DIRECTIONS =
Lines holding the string "povrchy" are the ones to copy; find them all in the data.

DATA PROVIDED =
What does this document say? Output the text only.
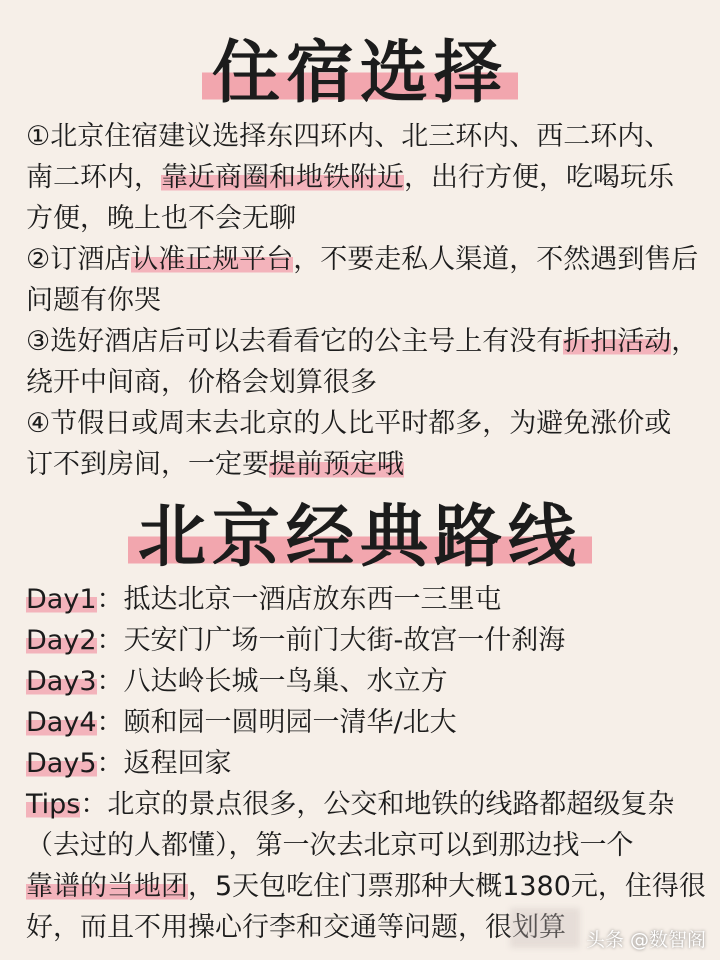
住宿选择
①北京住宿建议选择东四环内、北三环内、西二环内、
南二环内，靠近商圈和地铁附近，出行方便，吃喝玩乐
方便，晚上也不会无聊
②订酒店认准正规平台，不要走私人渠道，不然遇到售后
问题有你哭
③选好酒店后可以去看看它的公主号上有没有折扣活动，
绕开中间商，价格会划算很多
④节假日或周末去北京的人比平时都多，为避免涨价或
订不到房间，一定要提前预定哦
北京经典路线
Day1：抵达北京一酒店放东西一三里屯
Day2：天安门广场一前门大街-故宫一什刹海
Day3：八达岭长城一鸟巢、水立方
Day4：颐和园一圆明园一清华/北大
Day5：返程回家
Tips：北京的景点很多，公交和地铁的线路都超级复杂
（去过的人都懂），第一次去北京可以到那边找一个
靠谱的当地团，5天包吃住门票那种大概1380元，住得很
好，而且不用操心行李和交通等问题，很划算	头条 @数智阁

...

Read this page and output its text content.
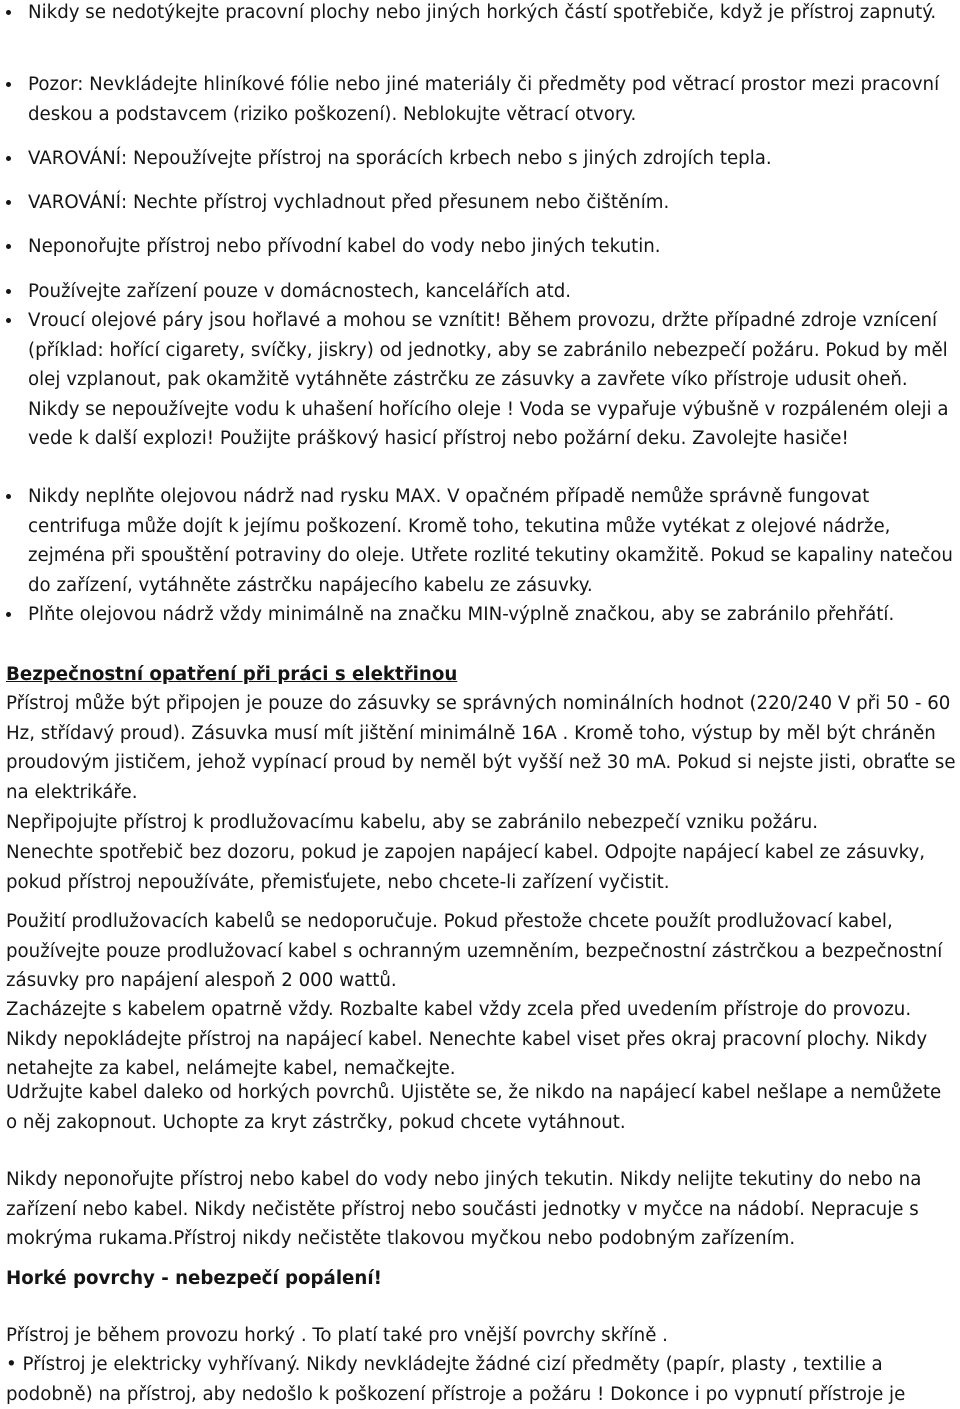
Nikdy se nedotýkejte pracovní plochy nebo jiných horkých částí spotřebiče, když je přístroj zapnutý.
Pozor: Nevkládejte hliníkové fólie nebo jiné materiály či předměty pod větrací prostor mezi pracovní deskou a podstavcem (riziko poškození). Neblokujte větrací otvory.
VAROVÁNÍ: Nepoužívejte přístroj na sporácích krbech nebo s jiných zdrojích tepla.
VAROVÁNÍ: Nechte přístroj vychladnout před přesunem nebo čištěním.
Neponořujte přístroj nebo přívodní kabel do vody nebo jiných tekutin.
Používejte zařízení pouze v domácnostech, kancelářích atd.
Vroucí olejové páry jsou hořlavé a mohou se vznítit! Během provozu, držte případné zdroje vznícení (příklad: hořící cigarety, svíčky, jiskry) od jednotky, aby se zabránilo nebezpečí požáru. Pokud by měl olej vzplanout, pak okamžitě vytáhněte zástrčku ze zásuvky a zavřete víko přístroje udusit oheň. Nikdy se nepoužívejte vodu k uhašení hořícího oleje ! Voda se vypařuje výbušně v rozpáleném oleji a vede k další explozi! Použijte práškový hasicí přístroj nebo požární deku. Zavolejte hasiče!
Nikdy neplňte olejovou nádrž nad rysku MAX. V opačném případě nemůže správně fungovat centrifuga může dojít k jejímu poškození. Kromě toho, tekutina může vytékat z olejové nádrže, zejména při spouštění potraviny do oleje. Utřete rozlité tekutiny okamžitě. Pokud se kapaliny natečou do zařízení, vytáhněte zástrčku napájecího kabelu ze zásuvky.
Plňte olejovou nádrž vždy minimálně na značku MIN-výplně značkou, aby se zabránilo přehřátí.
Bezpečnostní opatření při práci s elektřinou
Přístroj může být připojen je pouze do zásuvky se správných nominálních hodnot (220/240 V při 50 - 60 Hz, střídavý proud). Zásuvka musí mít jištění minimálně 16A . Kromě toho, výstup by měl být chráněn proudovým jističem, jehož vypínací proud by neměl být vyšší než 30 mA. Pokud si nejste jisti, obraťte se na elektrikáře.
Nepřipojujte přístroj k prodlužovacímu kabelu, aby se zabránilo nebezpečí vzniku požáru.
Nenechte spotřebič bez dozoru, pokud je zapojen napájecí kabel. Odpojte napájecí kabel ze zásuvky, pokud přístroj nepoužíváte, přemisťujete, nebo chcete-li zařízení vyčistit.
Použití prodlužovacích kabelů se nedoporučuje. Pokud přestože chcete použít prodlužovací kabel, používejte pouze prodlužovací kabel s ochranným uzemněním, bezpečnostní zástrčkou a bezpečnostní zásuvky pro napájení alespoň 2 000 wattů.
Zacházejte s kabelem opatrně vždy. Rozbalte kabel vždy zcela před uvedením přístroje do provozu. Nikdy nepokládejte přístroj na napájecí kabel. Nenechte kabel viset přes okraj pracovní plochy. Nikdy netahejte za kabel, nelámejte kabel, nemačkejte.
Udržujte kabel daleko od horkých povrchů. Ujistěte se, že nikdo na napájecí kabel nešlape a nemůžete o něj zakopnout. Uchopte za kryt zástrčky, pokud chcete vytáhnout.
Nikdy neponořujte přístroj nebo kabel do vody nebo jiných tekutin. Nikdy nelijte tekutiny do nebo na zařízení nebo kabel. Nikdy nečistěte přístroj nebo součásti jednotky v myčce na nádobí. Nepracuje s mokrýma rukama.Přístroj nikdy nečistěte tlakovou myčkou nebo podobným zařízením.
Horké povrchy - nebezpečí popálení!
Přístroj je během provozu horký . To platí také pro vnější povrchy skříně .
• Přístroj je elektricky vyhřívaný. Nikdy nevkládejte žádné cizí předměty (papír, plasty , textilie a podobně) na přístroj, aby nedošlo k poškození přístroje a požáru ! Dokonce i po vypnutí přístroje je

SOLUTION =
Horké povrchy - nebezpečí popálení!
Přístroj je během provozu horký . To platí také pro vnější povrchy skříně .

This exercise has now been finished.